[GIVEN TASK] Determine how many lines of the entries contain "Сиде". Reply with that number alone.

=== ENTRIES SHOWN ===

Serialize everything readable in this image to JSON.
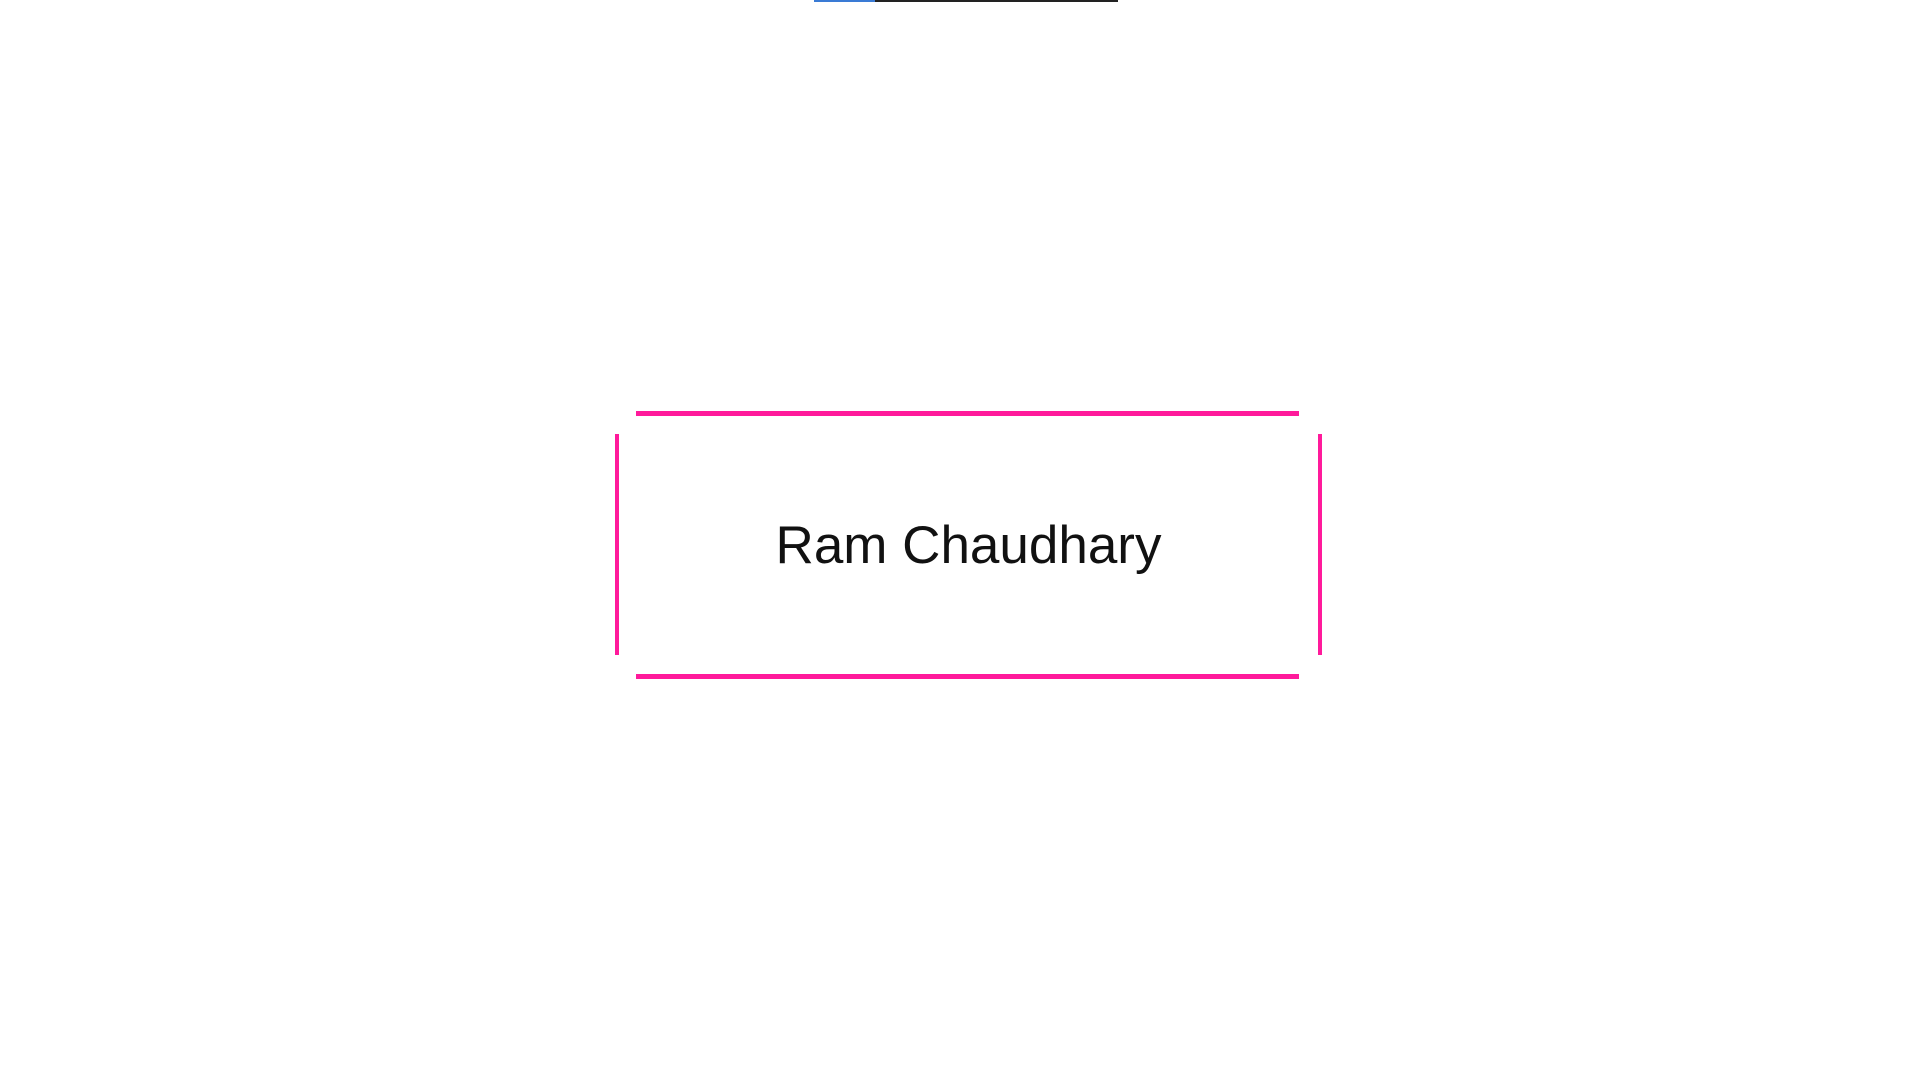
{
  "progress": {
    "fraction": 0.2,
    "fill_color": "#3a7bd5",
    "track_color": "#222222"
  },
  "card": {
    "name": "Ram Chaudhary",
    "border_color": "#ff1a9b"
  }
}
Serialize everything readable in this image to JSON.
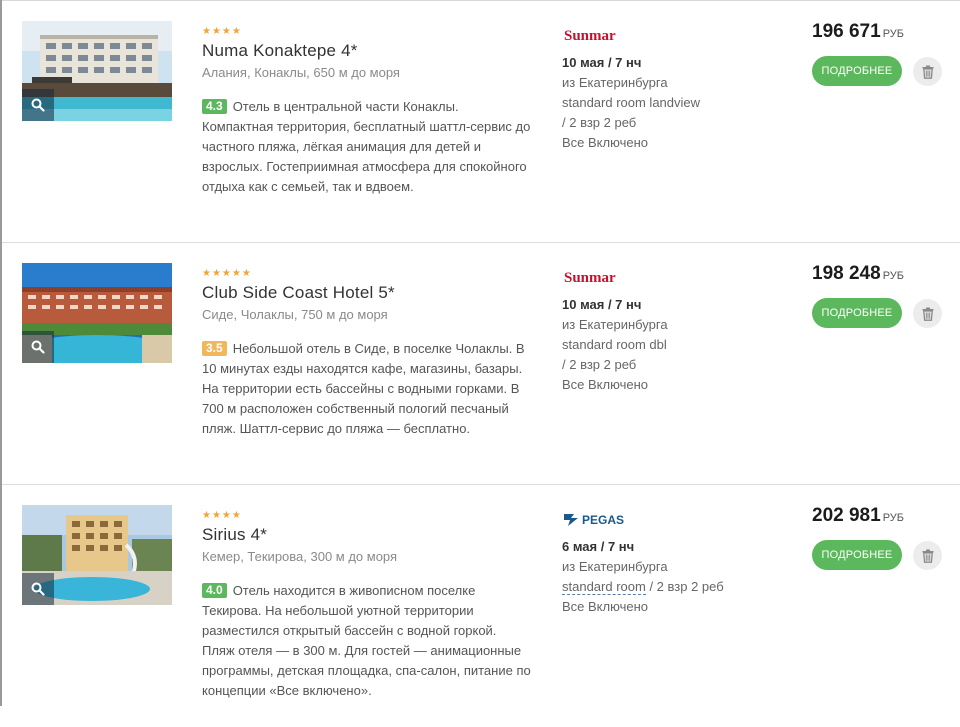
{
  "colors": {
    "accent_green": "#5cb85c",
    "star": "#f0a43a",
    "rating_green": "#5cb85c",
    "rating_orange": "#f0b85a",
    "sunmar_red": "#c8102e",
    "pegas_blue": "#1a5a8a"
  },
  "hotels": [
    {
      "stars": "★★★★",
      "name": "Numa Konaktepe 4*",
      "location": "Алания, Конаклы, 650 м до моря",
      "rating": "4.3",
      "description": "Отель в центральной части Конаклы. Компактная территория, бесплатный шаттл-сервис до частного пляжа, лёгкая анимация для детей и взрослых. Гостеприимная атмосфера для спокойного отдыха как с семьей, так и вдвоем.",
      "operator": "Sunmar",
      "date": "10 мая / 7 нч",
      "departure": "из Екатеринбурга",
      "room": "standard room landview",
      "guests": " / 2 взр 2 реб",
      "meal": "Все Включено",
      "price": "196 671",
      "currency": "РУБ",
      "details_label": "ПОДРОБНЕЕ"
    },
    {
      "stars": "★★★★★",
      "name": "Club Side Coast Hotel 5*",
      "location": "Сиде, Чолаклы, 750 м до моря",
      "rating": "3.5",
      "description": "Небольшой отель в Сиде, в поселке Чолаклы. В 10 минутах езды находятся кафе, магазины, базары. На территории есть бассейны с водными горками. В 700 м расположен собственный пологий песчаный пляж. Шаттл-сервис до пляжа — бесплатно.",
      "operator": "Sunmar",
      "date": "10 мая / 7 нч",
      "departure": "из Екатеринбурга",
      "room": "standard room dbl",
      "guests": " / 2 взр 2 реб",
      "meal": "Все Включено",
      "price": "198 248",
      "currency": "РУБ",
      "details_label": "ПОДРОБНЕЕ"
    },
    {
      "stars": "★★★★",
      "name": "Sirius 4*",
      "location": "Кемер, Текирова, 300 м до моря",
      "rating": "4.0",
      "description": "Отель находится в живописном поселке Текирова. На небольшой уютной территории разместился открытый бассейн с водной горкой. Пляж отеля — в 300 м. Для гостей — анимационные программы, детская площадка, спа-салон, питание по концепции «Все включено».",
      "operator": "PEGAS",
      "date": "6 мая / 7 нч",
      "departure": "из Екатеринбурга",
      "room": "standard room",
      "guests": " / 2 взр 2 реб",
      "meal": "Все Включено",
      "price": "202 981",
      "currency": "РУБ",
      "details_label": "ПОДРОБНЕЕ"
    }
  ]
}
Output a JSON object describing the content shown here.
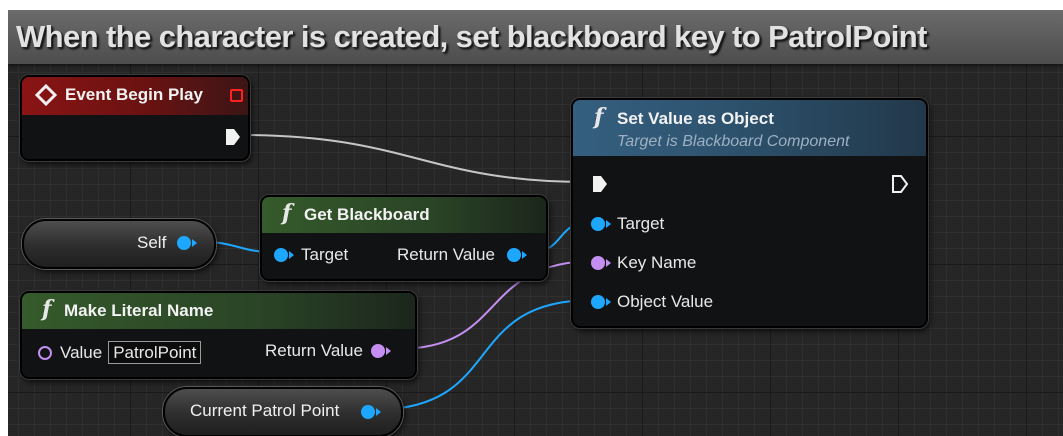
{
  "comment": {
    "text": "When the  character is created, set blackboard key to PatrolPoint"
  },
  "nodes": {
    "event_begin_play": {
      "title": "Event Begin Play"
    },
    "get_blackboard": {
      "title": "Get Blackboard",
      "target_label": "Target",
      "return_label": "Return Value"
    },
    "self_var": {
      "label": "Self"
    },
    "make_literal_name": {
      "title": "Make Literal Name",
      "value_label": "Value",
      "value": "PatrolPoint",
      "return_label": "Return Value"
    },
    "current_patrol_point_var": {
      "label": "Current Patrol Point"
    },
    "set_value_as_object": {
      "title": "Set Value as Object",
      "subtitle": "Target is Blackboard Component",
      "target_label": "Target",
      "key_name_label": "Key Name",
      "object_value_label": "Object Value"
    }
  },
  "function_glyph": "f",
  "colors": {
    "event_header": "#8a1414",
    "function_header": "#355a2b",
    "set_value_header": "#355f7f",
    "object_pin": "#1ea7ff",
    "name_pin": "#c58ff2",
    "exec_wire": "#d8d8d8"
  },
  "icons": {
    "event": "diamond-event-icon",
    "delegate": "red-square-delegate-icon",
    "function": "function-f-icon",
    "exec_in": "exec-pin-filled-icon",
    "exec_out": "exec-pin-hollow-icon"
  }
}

===

[THE REPLY] 2